Le même Escobar dessinait lui-même toutes les pellicules ! N'oublions pas qu'il fut un des meilleurs auteurs de bandes dessinées, d'humour graphique, un très bon caricaturiste, sans oublier qu'il fut également un pionnier du dessin animé en 1934, réalisateur de courts et films publicitaires, et du long métrage en dessins animés "Érase una vez..." (Cendrillon) en 1950. D'ailleurs, son personnage "Carpanta", héros de nombreuses bandes du Ciné STUK (voir plus bas) a été édité sur un timbre de la Poste Espagnole... Les films du SKOB étaient des adaptations de contes classiques comme "Caperucita roja" ou "La bella durmiente", mais également des adaptations des bandes dessinées à succès de l'époque avec des personnages comme "Zipi y Zape" ou "Morcillon".
En 1962, Escobar dépose le brevet d'un nouveau projecteur, le Ciné STUCK, amélioration du SKOB.

→ **ÉLÉMENTS**:
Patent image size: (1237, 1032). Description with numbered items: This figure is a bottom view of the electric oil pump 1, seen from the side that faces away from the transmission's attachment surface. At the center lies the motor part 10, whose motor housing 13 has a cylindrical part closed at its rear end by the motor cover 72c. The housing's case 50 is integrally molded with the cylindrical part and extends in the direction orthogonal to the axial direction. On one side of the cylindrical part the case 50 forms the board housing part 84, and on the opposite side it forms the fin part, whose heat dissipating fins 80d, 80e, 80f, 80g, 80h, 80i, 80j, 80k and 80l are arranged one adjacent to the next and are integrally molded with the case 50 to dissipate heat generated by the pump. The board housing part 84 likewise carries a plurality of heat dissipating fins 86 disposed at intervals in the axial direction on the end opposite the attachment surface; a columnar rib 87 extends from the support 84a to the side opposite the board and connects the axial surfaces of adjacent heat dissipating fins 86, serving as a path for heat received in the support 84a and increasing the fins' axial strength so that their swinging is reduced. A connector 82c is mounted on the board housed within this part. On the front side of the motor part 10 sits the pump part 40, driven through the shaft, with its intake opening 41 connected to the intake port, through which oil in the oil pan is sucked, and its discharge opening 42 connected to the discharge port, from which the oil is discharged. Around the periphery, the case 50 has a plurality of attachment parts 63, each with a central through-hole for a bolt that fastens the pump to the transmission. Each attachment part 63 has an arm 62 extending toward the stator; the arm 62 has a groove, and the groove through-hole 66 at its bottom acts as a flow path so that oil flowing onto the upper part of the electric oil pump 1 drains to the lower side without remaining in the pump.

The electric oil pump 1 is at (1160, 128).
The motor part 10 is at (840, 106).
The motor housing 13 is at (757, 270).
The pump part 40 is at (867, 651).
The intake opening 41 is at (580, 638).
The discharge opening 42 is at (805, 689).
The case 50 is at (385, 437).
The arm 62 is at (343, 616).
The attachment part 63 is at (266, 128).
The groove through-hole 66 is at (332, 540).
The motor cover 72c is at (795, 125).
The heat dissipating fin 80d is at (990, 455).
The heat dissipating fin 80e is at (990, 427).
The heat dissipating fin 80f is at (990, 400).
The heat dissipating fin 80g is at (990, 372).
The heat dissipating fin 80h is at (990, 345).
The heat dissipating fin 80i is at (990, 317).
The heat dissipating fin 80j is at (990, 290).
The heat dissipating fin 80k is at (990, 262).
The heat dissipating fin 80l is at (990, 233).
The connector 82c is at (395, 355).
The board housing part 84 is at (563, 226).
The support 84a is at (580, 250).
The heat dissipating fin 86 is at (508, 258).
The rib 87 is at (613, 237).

→ **TRAVAIL À FAIRE**:
1/ Répondez à ces questions sur le texte consacré à Escobar :
(a) En quelle année Escobar fut-il un pionnier du dessin animé ?
(b) Quel personnage d'Escobar a été édité sur un timbre de la Poste espagnole ?
(c) En quelle année Escobar dépose-t-il le brevet d'un nouveau projecteur ?
2/ Reprenez le texte consacré à Escobar et poursuivez-le à partir de sa dernière phrase.
Les lignes ne servent à rien ici.

→ **RÉPONSES PAR TÂCHE**:
1/
(a) En 1934.
(b) Carpanta.
(c) En 1962.

2/
Boite de film Ciné Stuk
Comme pour le 9,5mm, les perforations étaient au milieu de la pellicule, mais toutes les 3 images. La pellicule comprenait 2 bandes différentes au lieu d'une pour le SKOB.
Ce projecteur en fer-blanc, à la différence de ses prédécesseurs, utilisait une pellicule en celluloïd 16mm. Il fut inventé par Salvador MESTRES, un autre de nos pionniers du dessin animé, de la bande dessinée et de l'humour.
Le Ciné MICRO
Les dessins étaient de MESTRES, comme par exemple "Concierto de bombo", mais aussi d'Alfons FIGUERAS -encore actif aujourd'hui- connu surtout pour son oeuvre d"humour graphique et de BD. La maison chargée de la commercialisation fut "Novedades Poch" de Barcelone.
Vers 1955, "Novedades Poch" a commercialisé un autre projecteur, plus simple, le Cinéma LUX, avec des bandes de celluloïd 35mm.
Le Ciné LUX
La pellicule comprenait 4 bandes d'images, deux rangées supérieures et deux inférieures, et le défilement se faisait horizontalement.
Quelques-uns des dessins furent de Salvador MESTRES.
Vous pouvez voir tous ces projecteurs au "Museu de Joguets" (Musée de Jouets) de Figueres à Girona.
Quant au reste des projecteurs utilisant des pellicules en papier où en celluloïd, on ne sait presque rien : à peine parfois un nom, un brevet, où une date. Quelquefois on ne sait même pas s'ils ont été commercialisés un jour.....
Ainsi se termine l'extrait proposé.